> Problem statement
Do not carry the pictures over; copy every other part of the entries exactly.

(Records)
■ ■ ■ ■ ■
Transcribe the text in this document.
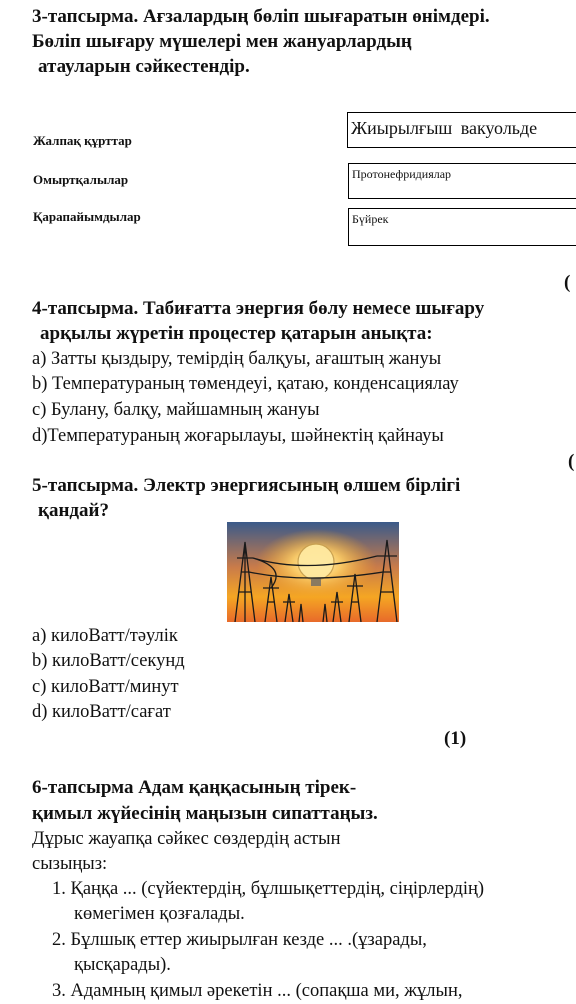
3-тапсырма. Ағзалардың бөліп шығаратын өнімдері.
Бөліп шығару мүшелері мен жануарлардың
атауларын сәйкестендір.
Жалпақ құрттар
Омыртқалылар
Қарапайымдылар
Жиырылғыш вакуольде
Протонефридиялар
Бүйрек
(
4-тапсырма. Табиғатта энергия бөлу немесе шығару
арқылы жүретін процестер қатарын анықта:
а) Затты қыздыру, темірдің балқуы, ағаштың жануы
b) Температураның төмендеуі, қатаю, конденсациялау
c) Булану, балқу, майшамның жануы
d)Температураның жоғарылауы, шәйнектің қайнауы
(
5-тапсырма. Электр энергиясының өлшем бірлігі
қандай?
а) килоВатт/тәулік
b) килоВатт/секунд
c) килоВатт/минут
d) килоВатт/сағат
(1)
6-тапсырма Адам қаңқасының тірек-
қимыл жүйесінің маңызын сипаттаңыз.
Дұрыс жауапқа сәйкес сөздердің астын
сызыңыз:
1. Қаңқа ... (сүйектердің, бұлшықеттердің, сіңірлердің)
көмегімен қозғалады.
2. Бұлшық еттер жиырылған кезде ... .(ұзарады,
қысқарады).
3. Адамның қимыл әрекетін ... (сопақша ми, жұлын,
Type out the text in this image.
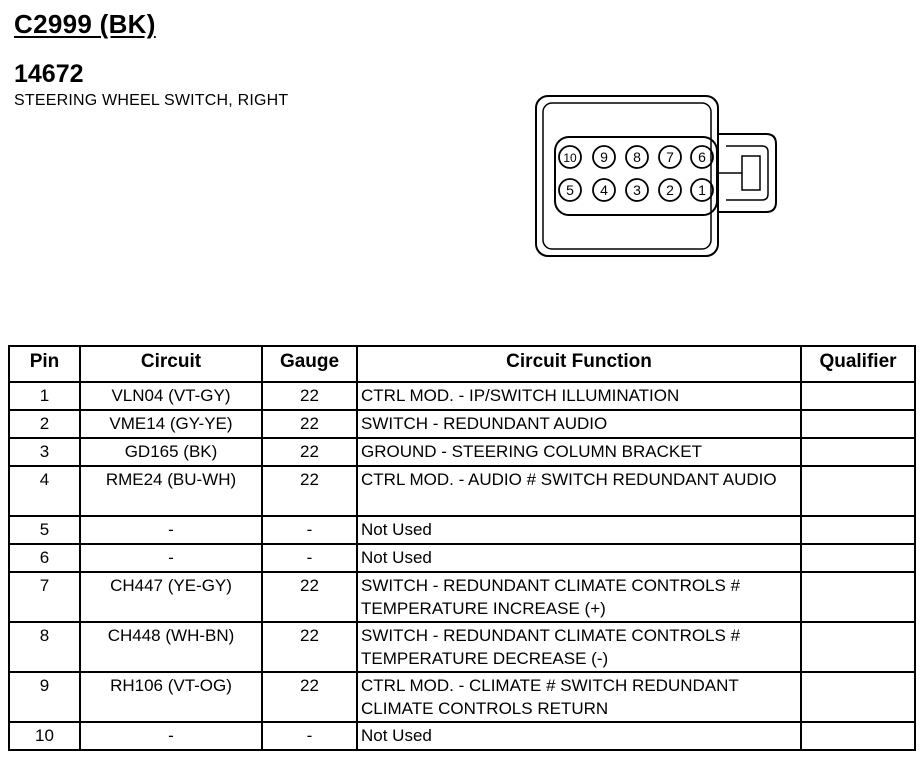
C2999 (BK)
14672
STEERING WHEEL SWITCH, RIGHT
10 9 8 7 6
5 4 3 2 1
Pin	Circuit	Gauge	Circuit Function	Qualifier
1	VLN04 (VT-GY)	22	CTRL MOD. - IP/SWITCH ILLUMINATION	
2	VME14 (GY-YE)	22	SWITCH - REDUNDANT AUDIO	
3	GD165 (BK)	22	GROUND - STEERING COLUMN BRACKET	
4	RME24 (BU-WH)	22	CTRL MOD. - AUDIO # SWITCH REDUNDANT AUDIO	
5	-	-	Not Used	
6	-	-	Not Used	
7	CH447 (YE-GY)	22	SWITCH - REDUNDANT CLIMATE CONTROLS # TEMPERATURE INCREASE (+)	
8	CH448 (WH-BN)	22	SWITCH - REDUNDANT CLIMATE CONTROLS # TEMPERATURE DECREASE (-)	
9	RH106 (VT-OG)	22	CTRL MOD. - CLIMATE # SWITCH REDUNDANT CLIMATE CONTROLS RETURN	
10	-	-	Not Used	
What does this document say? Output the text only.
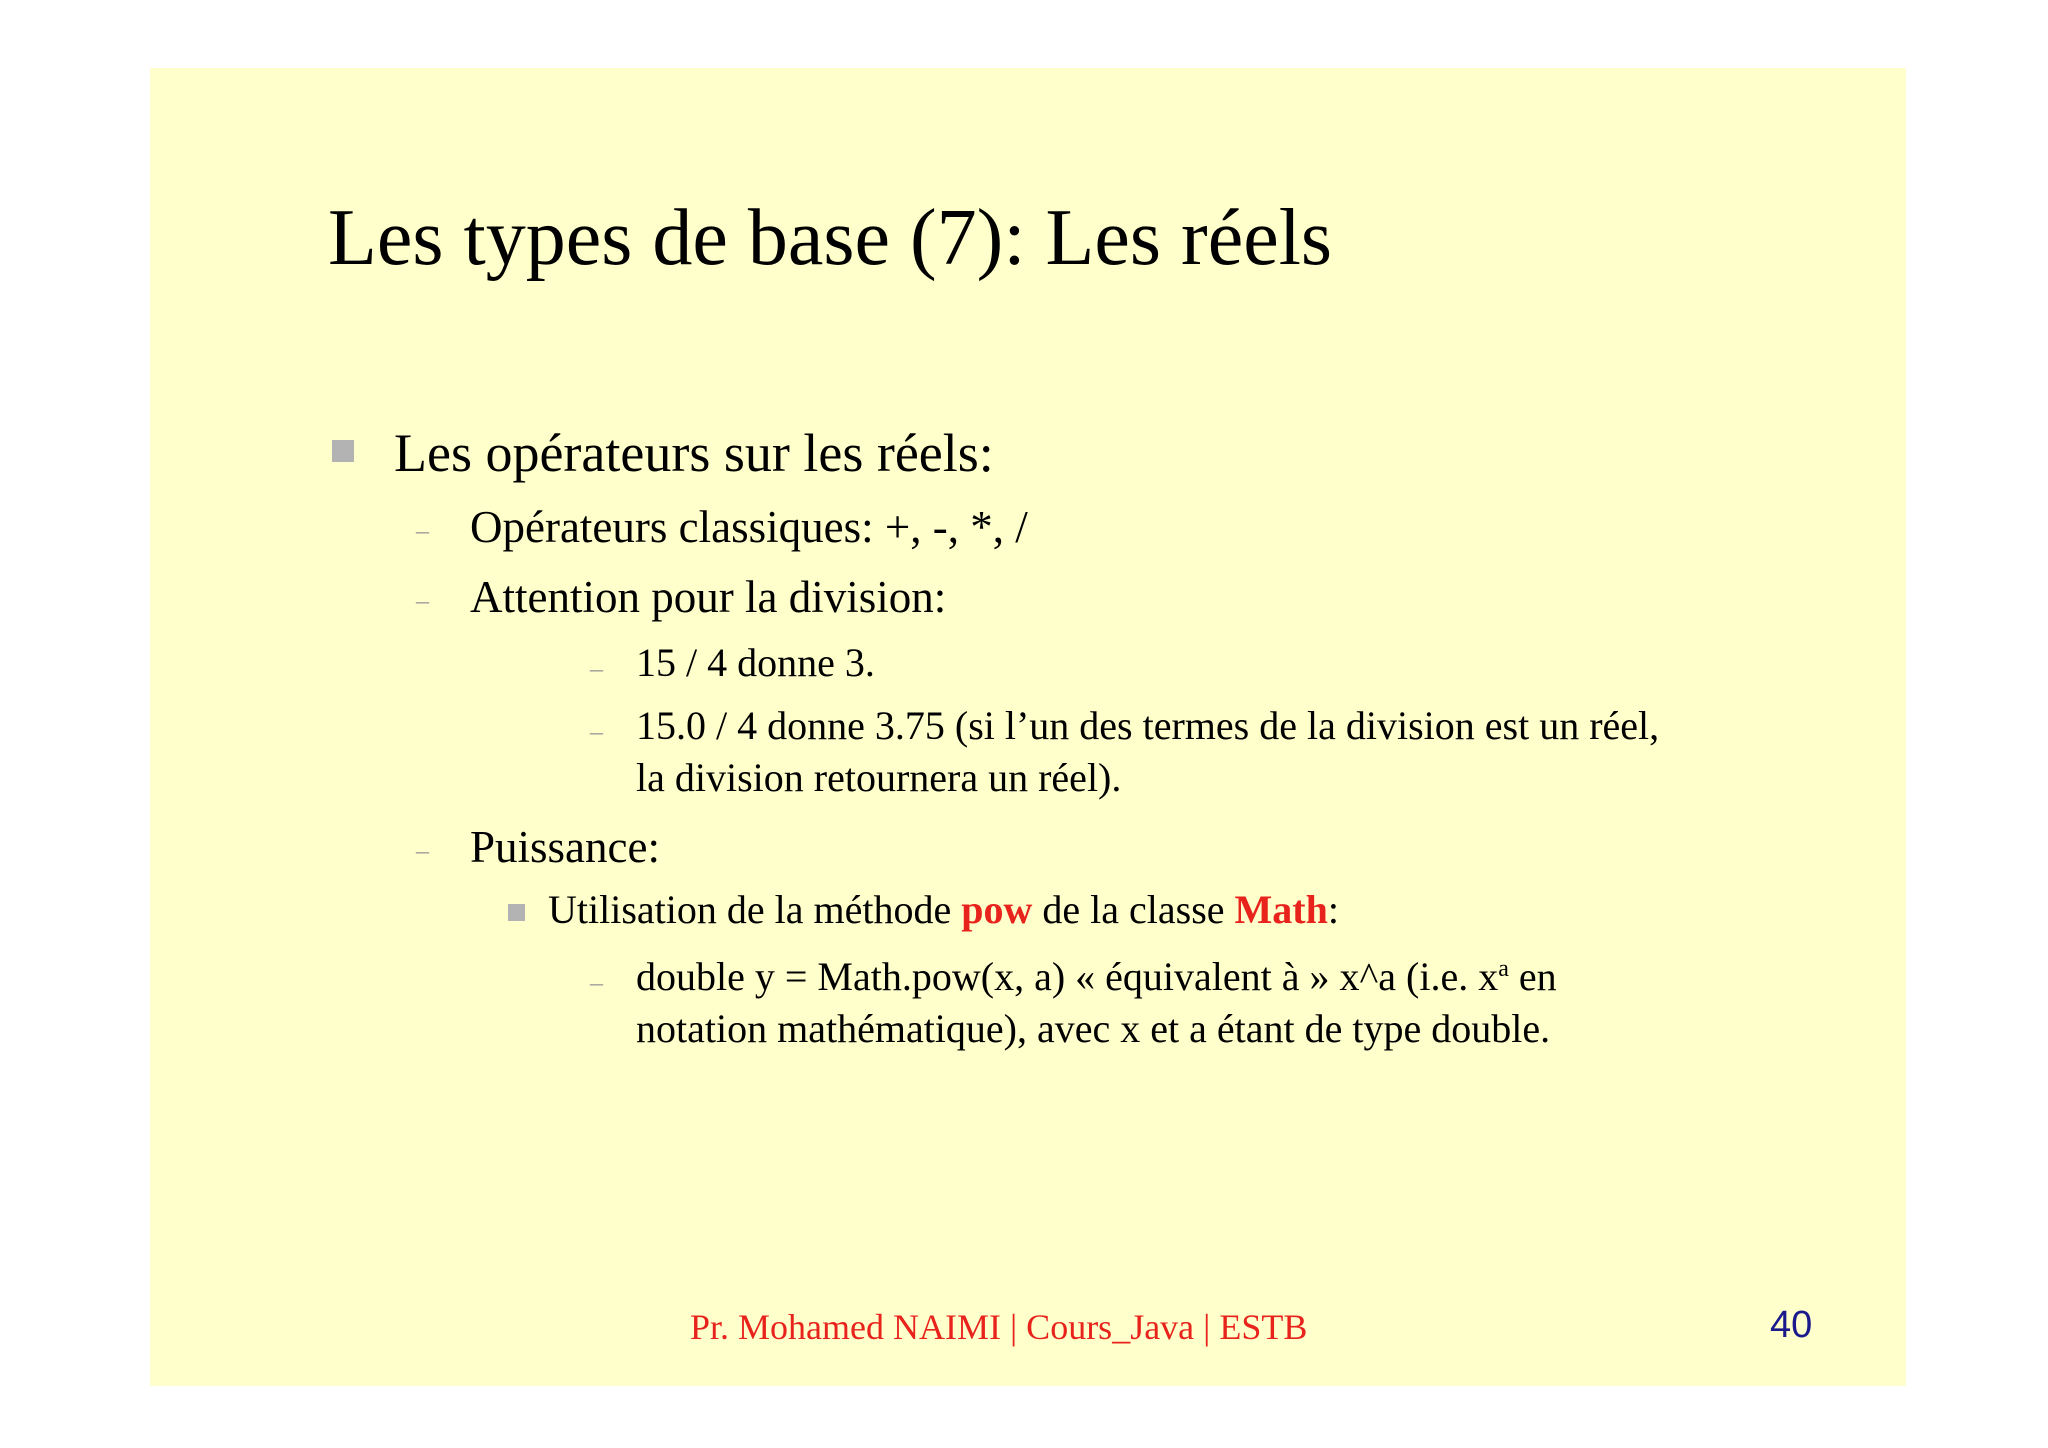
Les types de base (7): Les réels
Les opérateurs sur les réels:
– Opérateurs classiques: +, -, *, /
– Attention pour la division:
– 15 / 4 donne 3.
– 15.0 / 4 donne 3.75 (si l’un des termes de la division est un réel,
la division retournera un réel).
– Puissance:
Utilisation de la méthode pow de la classe Math:
– double y = Math.pow(x, a) « équivalent à » x^a (i.e. $x^a$ en
notation mathématique), avec x et a étant de type double.
Pr. Mohamed NAIMI | Cours_Java | ESTB	40
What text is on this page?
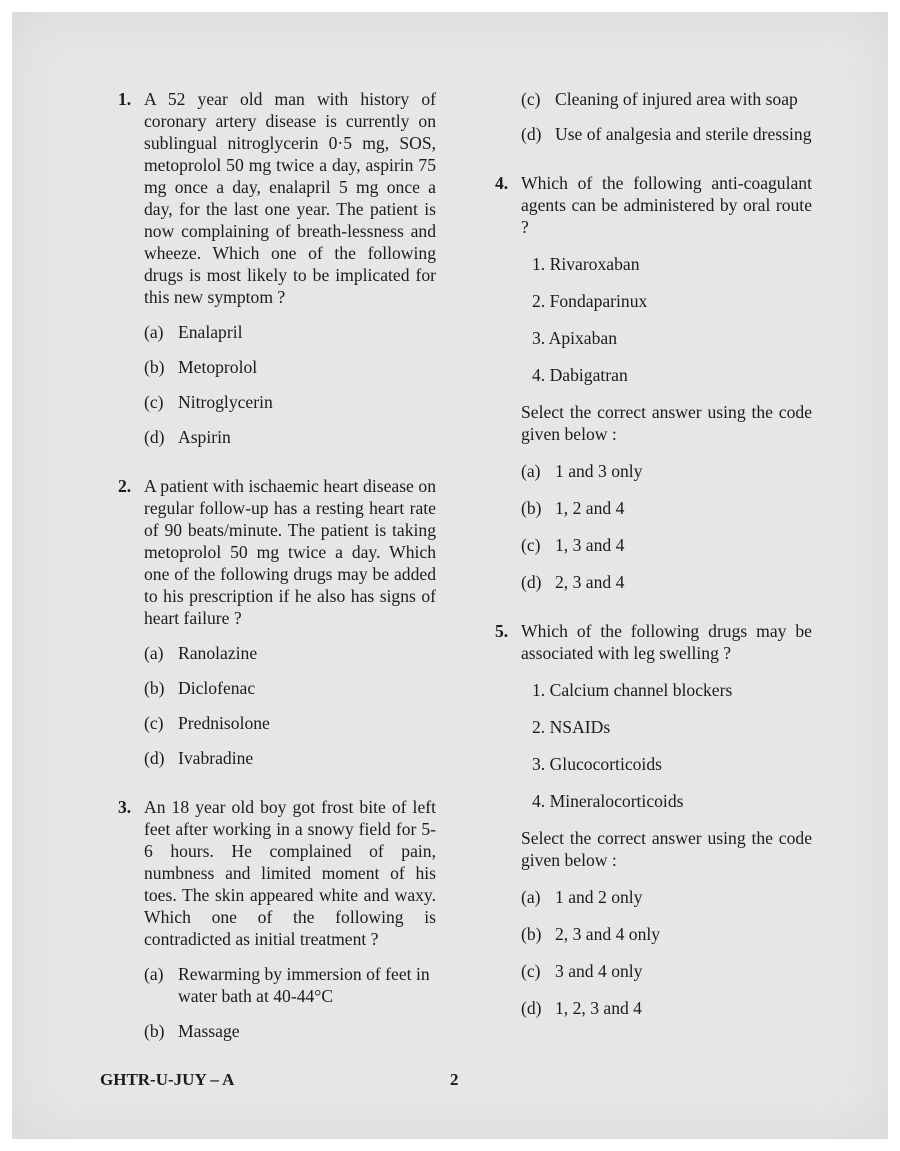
1. A 52 year old man with history of coronary artery disease is currently on sublingual nitroglycerin 0·5 mg, SOS, metoprolol 50 mg twice a day, aspirin 75 mg once a day, enalapril 5 mg once a day, for the last one year. The patient is now complaining of breath-lessness and wheeze. Which one of the following drugs is most likely to be implicated for this new symptom ?
(a) Enalapril
(b) Metoprolol
(c) Nitroglycerin
(d) Aspirin
2. A patient with ischaemic heart disease on regular follow-up has a resting heart rate of 90 beats/minute. The patient is taking metoprolol 50 mg twice a day. Which one of the following drugs may be added to his prescription if he also has signs of heart failure ?
(a) Ranolazine
(b) Diclofenac
(c) Prednisolone
(d) Ivabradine
3. An 18 year old boy got frost bite of left feet after working in a snowy field for 5-6 hours. He complained of pain, numbness and limited moment of his toes. The skin appeared white and waxy. Which one of the following is contradicted as initial treatment ?
(a) Rewarming by immersion of feet in water bath at 40-44°C
(b) Massage
(c) Cleaning of injured area with soap
(d) Use of analgesia and sterile dressing
4. Which of the following anti-coagulant agents can be administered by oral route ?
1. Rivaroxaban
2. Fondaparinux
3. Apixaban
4. Dabigatran
Select the correct answer using the code given below :
(a) 1 and 3 only
(b) 1, 2 and 4
(c) 1, 3 and 4
(d) 2, 3 and 4
5. Which of the following drugs may be associated with leg swelling ?
1. Calcium channel blockers
2. NSAIDs
3. Glucocorticoids
4. Mineralocorticoids
Select the correct answer using the code given below :
(a) 1 and 2 only
(b) 2, 3 and 4 only
(c) 3 and 4 only
(d) 1, 2, 3 and 4
GHTR-U-JUY – A	2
■ ■ ■ ■ ■
> Result of this task
Transcribe the text in this document.
3-тапсырма. Ағзалардың бөліп шығаратын өнімдері.
Бөліп шығару мүшелері мен жануарлардың
атауларын сәйкестендір.
Жалпақ құрттар
Омыртқалылар
Қарапайымдылар
Жиырылғыш вакуольде
Протонефридиялар
Бүйрек
(
4-тапсырма. Табиғатта энергия бөлу немесе шығару
арқылы жүретін процестер қатарын анықта:
а) Затты қыздыру, темірдің балқуы, ағаштың жануы
b) Температураның төмендеуі, қатаю, конденсациялау
c) Булану, балқу, майшамның жануы
d)Температураның жоғарылауы, шәйнектің қайнауы
(
5-тапсырма. Электр энергиясының өлшем бірлігі
қандай?
а) килоВатт/тәулік
b) килоВатт/секунд
c) килоВатт/минут
d) килоВатт/сағат
(1)
6-тапсырма Адам қаңқасының тірек-
қимыл жүйесінің маңызын сипаттаңыз.
Дұрыс жауапқа сәйкес сөздердің астын
сызыңыз:
1. Қаңқа ... (сүйектердің, бұлшықеттердің, сіңірлердің)
көмегімен қозғалады.
2. Бұлшық еттер жиырылған кезде ... .(ұзарады,
қысқарады).
3. Адамның қимыл әрекетін ... (сопақша ми, жұлын,
Type out the text in this image.
C2999 (BK)
14672
STEERING WHEEL SWITCH, RIGHT
10 9 8 7 6
5 4 3 2 1
Pin	Circuit	Gauge	Circuit Function	Qualifier
1	VLN04 (VT-GY)	22	CTRL MOD. - IP/SWITCH ILLUMINATION	
2	VME14 (GY-YE)	22	SWITCH - REDUNDANT AUDIO	
3	GD165 (BK)	22	GROUND - STEERING COLUMN BRACKET	
4	RME24 (BU-WH)	22	CTRL MOD. - AUDIO # SWITCH REDUNDANT AUDIO	
5	-	-	Not Used	
6	-	-	Not Used	
7	CH447 (YE-GY)	22	SWITCH - REDUNDANT CLIMATE CONTROLS # TEMPERATURE INCREASE (+)	
8	CH448 (WH-BN)	22	SWITCH - REDUNDANT CLIMATE CONTROLS # TEMPERATURE DECREASE (-)	
9	RH106 (VT-OG)	22	CTRL MOD. - CLIMATE # SWITCH REDUNDANT CLIMATE CONTROLS RETURN	
10	-	-	Not Used	
What does this document say? Output the text only.
Les types de base (7): Les réels
Les opérateurs sur les réels:
– Opérateurs classiques: +, -, *, /
– Attention pour la division:
– 15 / 4 donne 3.
– 15.0 / 4 donne 3.75 (si l’un des termes de la division est un réel,
la division retournera un réel).
– Puissance:
Utilisation de la méthode pow de la classe Math:
– double y = Math.pow(x, a) « équivalent à » x^a (i.e. $x^a$ en
notation mathématique), avec x et a étant de type double.
Pr. Mohamed NAIMI | Cours_Java | ESTB	40
What text is on this page?
1. A 52 year old man with history of coronary artery disease is currently on sublingual nitroglycerin 0·5 mg, SOS, metoprolol 50 mg twice a day, aspirin 75 mg once a day, enalapril 5 mg once a day, for the last one year. The patient is now complaining of breath-lessness and wheeze. Which one of the following drugs is most likely to be implicated for this new symptom ?
(a) Enalapril
(b) Metoprolol
(c) Nitroglycerin
(d) Aspirin
2. A patient with ischaemic heart disease on regular follow-up has a resting heart rate of 90 beats/minute. The patient is taking metoprolol 50 mg twice a day. Which one of the following drugs may be added to his prescription if he also has signs of heart failure ?
(a) Ranolazine
(b) Diclofenac
(c) Prednisolone
(d) Ivabradine
3. An 18 year old boy got frost bite of left feet after working in a snowy field for 5-6 hours. He complained of pain, numbness and limited moment of his toes. The skin appeared white and waxy. Which one of the following is contradicted as initial treatment ?
(a) Rewarming by immersion of feet in water bath at 40-44°C
(b) Massage
(c) Cleaning of injured area with soap
(d) Use of analgesia and sterile dressing
4. Which of the following anti-coagulant agents can be administered by oral route ?
1. Rivaroxaban
2. Fondaparinux
3. Apixaban
4. Dabigatran
Select the correct answer using the code given below :
(a) 1 and 3 only
(b) 1, 2 and 4
(c) 1, 3 and 4
(d) 2, 3 and 4
5. Which of the following drugs may be associated with leg swelling ?
1. Calcium channel blockers
2. NSAIDs
3. Glucocorticoids
4. Mineralocorticoids
Select the correct answer using the code given below :
(a) 1 and 2 only
(b) 2, 3 and 4 only
(c) 3 and 4 only
(d) 1, 2, 3 and 4
GHTR-U-JUY – A	2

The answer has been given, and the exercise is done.